# SUPPLIED MATERIAL

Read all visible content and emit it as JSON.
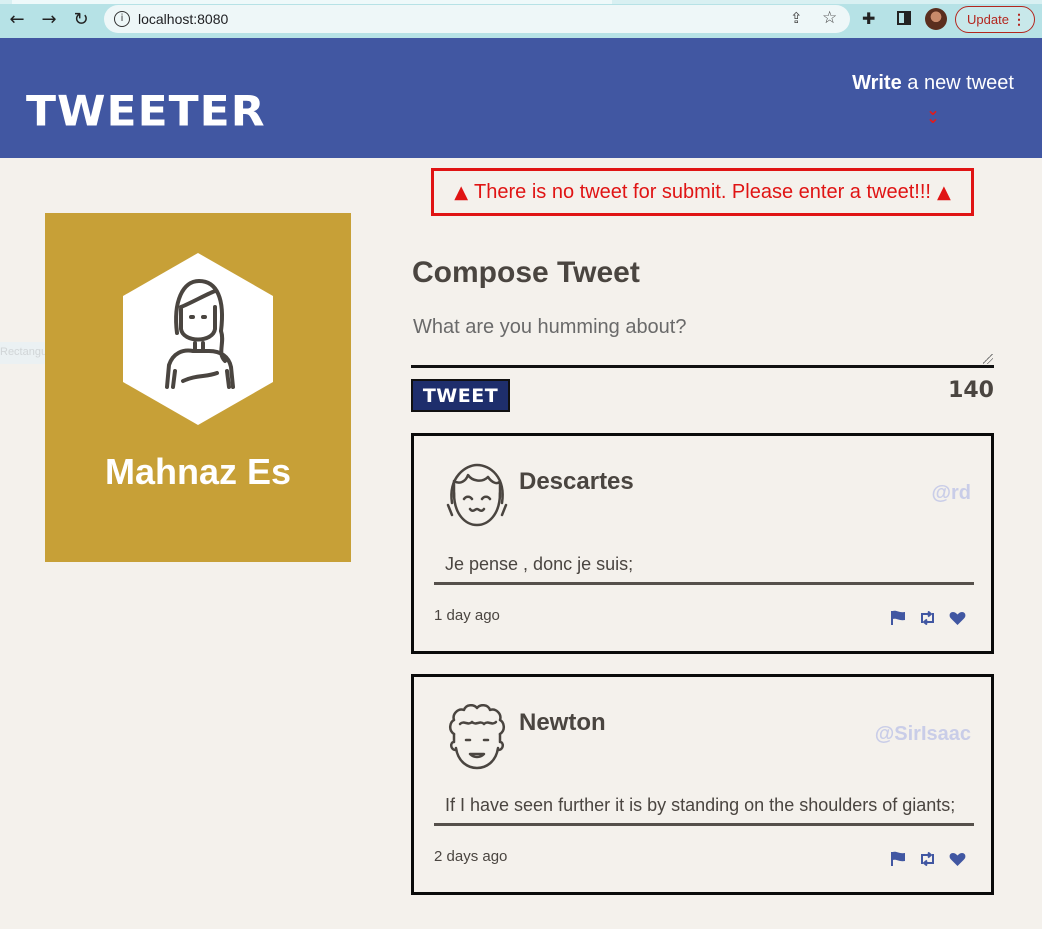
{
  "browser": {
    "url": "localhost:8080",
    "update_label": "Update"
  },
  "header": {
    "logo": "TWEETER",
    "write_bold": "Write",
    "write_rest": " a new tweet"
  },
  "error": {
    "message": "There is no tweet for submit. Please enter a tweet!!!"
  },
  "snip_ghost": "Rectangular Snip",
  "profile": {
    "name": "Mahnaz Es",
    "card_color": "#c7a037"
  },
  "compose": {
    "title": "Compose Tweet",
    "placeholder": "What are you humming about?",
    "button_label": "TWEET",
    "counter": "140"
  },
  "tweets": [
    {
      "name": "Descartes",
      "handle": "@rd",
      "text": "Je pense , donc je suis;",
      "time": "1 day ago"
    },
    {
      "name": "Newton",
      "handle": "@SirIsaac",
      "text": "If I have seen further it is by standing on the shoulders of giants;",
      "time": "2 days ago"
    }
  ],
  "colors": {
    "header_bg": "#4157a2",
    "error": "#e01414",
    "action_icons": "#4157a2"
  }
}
...
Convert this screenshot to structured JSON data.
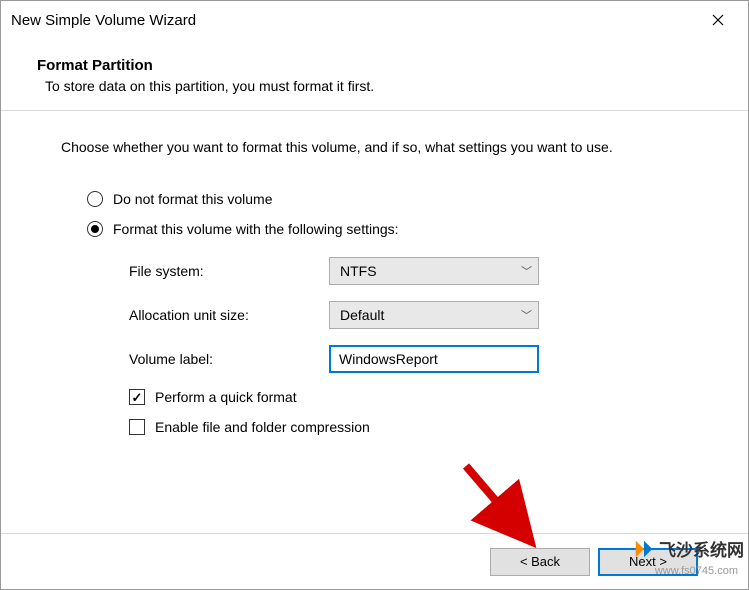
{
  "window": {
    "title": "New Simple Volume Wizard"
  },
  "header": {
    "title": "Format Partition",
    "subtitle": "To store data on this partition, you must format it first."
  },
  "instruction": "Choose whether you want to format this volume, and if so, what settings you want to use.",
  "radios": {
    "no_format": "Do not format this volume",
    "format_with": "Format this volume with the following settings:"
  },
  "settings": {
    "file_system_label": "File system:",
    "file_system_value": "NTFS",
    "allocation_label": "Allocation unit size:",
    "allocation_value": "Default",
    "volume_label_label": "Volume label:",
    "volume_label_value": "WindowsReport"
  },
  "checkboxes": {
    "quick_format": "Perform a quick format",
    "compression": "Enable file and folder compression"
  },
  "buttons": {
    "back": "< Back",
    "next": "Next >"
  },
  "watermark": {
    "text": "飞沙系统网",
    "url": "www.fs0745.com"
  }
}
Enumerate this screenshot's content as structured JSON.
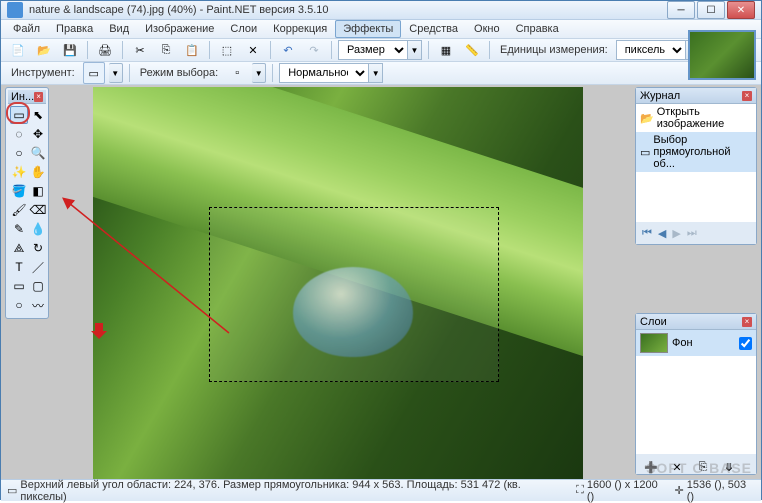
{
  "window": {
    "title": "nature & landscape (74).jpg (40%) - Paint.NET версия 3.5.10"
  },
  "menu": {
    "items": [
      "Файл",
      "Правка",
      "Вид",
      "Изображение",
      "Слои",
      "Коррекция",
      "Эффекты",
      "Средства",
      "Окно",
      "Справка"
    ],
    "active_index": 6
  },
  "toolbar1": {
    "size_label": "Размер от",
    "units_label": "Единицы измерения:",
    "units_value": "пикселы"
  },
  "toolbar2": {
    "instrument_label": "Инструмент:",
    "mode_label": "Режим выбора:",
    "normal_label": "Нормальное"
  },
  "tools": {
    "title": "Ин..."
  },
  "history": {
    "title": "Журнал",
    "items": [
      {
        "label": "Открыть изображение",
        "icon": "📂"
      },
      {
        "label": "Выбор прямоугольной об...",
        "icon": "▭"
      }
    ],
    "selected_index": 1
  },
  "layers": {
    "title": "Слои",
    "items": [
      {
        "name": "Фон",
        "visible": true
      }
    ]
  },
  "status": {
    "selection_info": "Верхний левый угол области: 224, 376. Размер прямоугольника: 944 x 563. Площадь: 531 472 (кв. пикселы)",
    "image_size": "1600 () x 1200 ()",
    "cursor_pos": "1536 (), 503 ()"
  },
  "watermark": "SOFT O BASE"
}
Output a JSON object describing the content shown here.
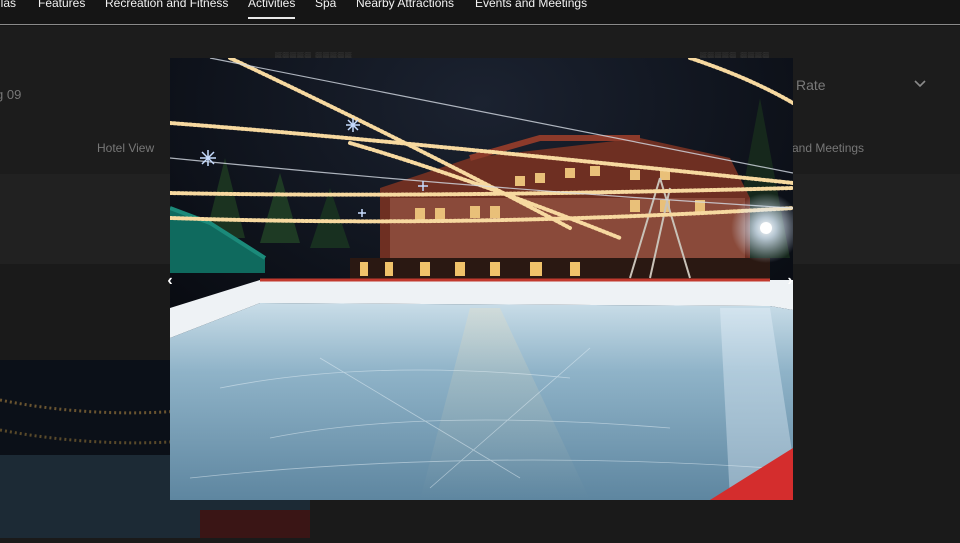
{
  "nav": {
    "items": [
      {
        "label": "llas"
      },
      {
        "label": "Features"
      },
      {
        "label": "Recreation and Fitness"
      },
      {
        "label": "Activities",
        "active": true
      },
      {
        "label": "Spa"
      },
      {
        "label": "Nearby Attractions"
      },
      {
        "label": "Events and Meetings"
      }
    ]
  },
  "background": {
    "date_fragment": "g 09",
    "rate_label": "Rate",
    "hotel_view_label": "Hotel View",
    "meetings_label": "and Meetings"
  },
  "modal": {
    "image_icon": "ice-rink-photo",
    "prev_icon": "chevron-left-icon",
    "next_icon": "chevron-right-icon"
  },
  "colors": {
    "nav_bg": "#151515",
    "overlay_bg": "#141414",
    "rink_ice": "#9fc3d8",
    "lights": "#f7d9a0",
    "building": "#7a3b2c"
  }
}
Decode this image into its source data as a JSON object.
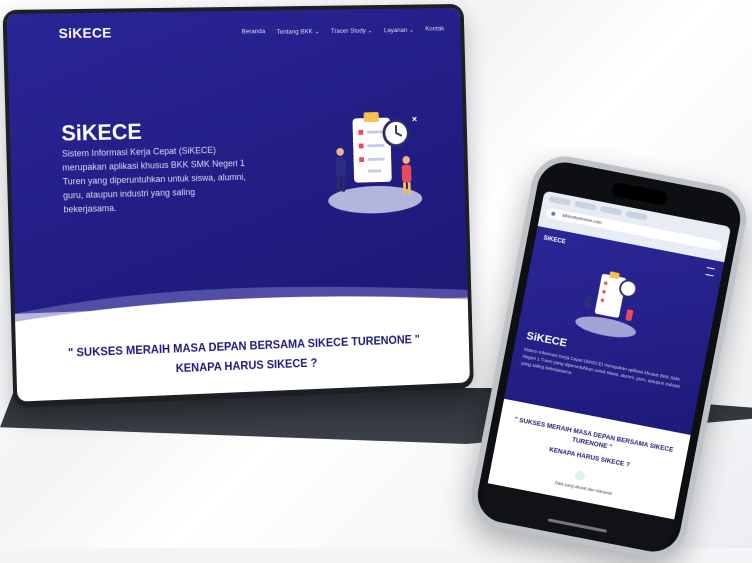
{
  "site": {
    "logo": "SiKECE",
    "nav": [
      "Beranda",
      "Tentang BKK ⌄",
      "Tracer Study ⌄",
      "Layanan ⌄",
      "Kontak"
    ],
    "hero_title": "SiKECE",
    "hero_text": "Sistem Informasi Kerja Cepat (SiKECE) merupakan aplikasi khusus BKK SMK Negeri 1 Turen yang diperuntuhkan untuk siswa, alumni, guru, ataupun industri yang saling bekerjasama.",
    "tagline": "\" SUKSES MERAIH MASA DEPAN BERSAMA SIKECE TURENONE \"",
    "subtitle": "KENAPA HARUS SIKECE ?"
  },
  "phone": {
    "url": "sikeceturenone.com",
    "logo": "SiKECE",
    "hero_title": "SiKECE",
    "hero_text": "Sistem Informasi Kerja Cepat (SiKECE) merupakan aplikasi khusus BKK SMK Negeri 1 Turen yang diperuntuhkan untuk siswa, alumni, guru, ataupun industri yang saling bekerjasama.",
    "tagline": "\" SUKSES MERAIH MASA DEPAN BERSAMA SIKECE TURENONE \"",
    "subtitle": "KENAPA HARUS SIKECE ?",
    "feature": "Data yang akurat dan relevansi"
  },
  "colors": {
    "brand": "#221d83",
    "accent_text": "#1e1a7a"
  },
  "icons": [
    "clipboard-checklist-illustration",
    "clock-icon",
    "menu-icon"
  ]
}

# WHAT TO DO
Gather all lines from the listing above in which "structured" occurs.

# EXERCISE RESPONSE
Convert this screenshot to structured JSON data.
Enumerate this screenshot's content as structured JSON.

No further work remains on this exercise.